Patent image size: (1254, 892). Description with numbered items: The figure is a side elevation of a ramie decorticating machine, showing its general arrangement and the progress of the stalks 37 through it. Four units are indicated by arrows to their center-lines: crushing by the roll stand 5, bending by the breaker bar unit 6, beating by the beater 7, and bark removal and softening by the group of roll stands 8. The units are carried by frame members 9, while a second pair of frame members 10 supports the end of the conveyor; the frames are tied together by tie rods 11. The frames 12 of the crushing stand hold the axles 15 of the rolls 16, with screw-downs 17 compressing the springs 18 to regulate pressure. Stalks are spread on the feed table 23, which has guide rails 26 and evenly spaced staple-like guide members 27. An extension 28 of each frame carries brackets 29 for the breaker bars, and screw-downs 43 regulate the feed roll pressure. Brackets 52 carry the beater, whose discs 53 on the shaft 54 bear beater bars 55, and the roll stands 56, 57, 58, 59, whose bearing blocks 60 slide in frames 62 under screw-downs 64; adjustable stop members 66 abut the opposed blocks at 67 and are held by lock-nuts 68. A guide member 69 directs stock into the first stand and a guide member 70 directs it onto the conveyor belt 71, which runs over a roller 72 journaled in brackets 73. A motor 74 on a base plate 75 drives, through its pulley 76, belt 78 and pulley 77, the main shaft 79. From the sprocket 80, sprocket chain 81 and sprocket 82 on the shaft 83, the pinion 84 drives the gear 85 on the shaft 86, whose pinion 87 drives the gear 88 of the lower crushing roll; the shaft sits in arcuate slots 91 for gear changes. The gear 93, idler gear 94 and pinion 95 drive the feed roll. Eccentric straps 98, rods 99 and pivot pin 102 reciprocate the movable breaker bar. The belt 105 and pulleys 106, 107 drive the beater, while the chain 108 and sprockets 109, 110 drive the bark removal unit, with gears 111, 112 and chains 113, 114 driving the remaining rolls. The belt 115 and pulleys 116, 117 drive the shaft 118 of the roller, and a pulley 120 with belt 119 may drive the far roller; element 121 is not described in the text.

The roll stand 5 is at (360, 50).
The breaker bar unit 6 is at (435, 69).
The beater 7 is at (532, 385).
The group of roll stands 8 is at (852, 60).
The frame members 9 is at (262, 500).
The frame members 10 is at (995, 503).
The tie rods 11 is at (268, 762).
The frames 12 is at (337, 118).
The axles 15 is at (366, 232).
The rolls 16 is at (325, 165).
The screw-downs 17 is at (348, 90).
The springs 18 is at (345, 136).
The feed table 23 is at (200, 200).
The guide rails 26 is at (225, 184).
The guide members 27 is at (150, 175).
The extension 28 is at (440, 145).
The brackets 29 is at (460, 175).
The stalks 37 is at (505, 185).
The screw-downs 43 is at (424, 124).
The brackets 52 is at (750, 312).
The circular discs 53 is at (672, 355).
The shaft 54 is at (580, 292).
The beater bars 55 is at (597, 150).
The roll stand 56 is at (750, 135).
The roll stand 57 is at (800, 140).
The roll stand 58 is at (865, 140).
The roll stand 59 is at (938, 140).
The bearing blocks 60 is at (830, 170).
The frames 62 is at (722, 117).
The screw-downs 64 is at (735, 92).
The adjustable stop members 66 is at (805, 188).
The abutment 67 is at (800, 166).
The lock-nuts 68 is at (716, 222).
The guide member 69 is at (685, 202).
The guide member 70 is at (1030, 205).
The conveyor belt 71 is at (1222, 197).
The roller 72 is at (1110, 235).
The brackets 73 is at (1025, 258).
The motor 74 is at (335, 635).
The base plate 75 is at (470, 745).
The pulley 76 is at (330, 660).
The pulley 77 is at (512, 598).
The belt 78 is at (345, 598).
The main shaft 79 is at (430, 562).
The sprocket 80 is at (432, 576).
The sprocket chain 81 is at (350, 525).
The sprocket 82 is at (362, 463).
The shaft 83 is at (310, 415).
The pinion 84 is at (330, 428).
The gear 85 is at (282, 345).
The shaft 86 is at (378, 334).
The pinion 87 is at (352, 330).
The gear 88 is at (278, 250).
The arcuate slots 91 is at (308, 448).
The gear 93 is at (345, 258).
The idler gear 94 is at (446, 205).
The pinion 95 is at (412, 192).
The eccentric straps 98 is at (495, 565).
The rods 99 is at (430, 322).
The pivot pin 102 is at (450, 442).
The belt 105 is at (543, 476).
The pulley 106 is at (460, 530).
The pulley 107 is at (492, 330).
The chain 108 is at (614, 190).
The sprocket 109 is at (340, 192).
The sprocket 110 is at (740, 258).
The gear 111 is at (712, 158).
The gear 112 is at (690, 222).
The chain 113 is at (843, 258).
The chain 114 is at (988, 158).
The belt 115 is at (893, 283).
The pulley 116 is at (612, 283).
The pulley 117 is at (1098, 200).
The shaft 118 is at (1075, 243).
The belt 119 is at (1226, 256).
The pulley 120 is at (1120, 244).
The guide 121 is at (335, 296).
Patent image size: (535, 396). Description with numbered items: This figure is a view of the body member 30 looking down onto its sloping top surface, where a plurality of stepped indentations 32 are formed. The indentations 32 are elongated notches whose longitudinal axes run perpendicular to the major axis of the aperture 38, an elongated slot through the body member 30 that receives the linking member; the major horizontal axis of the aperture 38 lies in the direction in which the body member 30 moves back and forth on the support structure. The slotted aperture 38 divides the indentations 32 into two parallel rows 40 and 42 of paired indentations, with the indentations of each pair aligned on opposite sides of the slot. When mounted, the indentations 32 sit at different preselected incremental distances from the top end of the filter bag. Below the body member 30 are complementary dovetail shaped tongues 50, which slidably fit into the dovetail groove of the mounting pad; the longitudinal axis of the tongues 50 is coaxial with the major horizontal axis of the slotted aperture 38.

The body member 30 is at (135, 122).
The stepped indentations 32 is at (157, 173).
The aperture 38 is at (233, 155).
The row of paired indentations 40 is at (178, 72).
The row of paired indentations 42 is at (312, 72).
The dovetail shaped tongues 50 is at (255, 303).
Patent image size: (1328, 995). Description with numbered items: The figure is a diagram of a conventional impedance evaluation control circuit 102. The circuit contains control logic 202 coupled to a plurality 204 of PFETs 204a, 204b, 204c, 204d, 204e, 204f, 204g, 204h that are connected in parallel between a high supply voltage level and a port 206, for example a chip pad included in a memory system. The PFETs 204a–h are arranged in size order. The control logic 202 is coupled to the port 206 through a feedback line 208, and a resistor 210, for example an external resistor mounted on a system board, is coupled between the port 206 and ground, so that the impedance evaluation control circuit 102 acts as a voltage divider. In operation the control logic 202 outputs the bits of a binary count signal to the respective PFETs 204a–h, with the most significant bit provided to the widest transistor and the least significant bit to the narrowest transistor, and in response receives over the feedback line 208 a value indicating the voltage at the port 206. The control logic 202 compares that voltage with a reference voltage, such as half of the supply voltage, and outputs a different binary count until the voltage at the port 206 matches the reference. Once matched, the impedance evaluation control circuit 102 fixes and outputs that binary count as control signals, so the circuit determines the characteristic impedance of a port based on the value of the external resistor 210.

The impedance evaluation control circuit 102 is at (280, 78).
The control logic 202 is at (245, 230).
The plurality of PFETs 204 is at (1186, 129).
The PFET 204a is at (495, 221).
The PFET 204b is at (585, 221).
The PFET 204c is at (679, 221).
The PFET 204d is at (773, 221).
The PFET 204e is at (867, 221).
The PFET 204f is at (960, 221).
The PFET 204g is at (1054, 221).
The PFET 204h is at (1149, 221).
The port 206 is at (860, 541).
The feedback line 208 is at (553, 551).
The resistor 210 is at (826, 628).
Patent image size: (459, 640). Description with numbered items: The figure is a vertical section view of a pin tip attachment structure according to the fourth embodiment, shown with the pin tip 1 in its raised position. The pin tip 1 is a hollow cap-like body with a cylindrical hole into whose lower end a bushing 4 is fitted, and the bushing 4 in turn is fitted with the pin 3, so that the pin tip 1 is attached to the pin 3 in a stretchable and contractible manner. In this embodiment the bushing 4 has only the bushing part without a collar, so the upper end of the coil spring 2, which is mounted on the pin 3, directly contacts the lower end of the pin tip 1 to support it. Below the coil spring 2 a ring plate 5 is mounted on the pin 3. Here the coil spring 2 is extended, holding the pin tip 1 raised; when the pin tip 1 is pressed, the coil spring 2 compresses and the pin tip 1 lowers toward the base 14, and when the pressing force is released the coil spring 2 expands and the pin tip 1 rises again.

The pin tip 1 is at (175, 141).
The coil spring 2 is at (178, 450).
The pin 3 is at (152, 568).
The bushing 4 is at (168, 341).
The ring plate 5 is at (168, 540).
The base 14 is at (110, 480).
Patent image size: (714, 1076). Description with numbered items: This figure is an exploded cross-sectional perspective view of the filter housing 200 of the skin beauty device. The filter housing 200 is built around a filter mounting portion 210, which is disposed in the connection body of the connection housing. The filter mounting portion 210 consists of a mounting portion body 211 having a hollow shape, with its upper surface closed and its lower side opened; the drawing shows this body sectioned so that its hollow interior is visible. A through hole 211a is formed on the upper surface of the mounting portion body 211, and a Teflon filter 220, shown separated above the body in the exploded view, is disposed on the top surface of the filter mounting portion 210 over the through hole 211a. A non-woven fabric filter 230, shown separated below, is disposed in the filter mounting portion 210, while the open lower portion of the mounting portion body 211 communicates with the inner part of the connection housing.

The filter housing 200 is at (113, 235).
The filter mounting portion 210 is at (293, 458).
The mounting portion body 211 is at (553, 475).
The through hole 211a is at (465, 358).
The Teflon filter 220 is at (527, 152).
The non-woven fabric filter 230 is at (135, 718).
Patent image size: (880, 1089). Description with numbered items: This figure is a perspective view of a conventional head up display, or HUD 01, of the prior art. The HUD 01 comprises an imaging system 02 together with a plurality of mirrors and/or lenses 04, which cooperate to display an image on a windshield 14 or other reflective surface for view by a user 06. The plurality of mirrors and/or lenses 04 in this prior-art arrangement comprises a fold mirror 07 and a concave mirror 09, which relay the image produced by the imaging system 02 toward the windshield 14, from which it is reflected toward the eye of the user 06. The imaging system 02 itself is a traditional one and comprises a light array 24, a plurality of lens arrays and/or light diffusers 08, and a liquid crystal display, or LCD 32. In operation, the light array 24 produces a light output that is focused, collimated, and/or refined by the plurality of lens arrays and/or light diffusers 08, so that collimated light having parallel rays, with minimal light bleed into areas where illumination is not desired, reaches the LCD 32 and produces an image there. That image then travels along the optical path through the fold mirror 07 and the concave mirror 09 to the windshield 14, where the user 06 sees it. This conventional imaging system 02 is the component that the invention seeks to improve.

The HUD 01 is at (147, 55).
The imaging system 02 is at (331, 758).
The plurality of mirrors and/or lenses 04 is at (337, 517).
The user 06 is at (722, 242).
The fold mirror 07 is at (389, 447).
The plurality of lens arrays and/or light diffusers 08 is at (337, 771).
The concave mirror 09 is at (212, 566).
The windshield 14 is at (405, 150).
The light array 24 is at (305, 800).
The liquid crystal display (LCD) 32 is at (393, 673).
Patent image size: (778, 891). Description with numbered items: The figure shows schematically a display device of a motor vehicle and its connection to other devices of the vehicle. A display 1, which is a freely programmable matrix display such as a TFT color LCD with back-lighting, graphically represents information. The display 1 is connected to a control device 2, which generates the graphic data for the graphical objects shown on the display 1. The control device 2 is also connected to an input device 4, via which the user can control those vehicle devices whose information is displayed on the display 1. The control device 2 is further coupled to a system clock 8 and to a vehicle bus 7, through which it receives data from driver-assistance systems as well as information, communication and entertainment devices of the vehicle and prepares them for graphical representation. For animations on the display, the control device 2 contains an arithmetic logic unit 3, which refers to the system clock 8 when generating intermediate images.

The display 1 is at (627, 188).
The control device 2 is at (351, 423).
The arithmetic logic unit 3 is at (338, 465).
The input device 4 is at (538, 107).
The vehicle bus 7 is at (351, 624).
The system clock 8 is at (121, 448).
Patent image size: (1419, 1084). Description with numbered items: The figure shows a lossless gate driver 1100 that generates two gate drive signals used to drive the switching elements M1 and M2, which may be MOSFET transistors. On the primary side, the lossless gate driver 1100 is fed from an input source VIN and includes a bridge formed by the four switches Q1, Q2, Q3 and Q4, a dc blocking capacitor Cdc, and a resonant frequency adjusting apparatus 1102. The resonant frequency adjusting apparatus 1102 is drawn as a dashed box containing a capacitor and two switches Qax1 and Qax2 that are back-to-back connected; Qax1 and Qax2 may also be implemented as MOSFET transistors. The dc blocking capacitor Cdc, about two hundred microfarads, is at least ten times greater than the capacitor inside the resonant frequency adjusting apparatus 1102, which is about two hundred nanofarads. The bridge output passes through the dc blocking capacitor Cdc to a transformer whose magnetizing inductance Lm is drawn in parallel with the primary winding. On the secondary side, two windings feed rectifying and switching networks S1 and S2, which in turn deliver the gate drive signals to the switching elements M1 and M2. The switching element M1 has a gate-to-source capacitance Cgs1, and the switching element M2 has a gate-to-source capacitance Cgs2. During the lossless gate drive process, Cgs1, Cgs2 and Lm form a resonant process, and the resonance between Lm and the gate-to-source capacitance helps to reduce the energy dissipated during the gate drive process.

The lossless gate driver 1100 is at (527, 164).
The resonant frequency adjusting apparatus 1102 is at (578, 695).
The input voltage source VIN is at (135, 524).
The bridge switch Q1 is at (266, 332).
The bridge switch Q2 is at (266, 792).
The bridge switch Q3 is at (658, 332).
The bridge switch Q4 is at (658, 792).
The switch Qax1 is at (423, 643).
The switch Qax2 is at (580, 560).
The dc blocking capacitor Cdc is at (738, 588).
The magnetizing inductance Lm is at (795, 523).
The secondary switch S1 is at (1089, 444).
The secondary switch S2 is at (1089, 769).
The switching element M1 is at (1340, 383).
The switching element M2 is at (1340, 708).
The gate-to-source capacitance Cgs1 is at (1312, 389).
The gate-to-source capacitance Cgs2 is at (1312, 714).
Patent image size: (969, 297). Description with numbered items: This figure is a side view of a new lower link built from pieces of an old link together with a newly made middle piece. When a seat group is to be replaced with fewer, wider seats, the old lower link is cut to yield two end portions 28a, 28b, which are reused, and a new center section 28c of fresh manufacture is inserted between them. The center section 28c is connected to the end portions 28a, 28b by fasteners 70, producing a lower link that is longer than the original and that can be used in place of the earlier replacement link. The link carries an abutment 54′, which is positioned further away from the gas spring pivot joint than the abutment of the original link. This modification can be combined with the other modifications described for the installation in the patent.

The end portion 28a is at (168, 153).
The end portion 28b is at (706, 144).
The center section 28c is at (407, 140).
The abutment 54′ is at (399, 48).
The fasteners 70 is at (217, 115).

⁂

Directive> Could you repeat the stretch of the listing from the line containing "Patent image size: (1419, 1084)." through the line containing "The lossless gate driver 1100 is at", switching "MOSFET" to "FET" and changing nothing else?

Exercise answer>
Patent image size: (1419, 1084). Description with numbered items: The figure shows a lossless gate driver 1100 that generates two gate drive signals used to drive the switching elements M1 and M2, which may be FET transistors. On the primary side, the lossless gate driver 1100 is fed from an input source VIN and includes a bridge formed by the four switches Q1, Q2, Q3 and Q4, a dc blocking capacitor Cdc, and a resonant frequency adjusting apparatus 1102. The resonant frequency adjusting apparatus 1102 is drawn as a dashed box containing a capacitor and two switches Qax1 and Qax2 that are back-to-back connected; Qax1 and Qax2 may also be implemented as FET transistors. The dc blocking capacitor Cdc, about two hundred microfarads, is at least ten times greater than the capacitor inside the resonant frequency adjusting apparatus 1102, which is about two hundred nanofarads. The bridge output passes through the dc blocking capacitor Cdc to a transformer whose magnetizing inductance Lm is drawn in parallel with the primary winding. On the secondary side, two windings feed rectifying and switching networks S1 and S2, which in turn deliver the gate drive signals to the switching elements M1 and M2. The switching element M1 has a gate-to-source capacitance Cgs1, and the switching element M2 has a gate-to-source capacitance Cgs2. During the lossless gate drive process, Cgs1, Cgs2 and Lm form a resonant process, and the resonance between Lm and the gate-to-source capacitance helps to reduce the energy dissipated during the gate drive process.

The lossless gate driver 1100 is at (527, 164).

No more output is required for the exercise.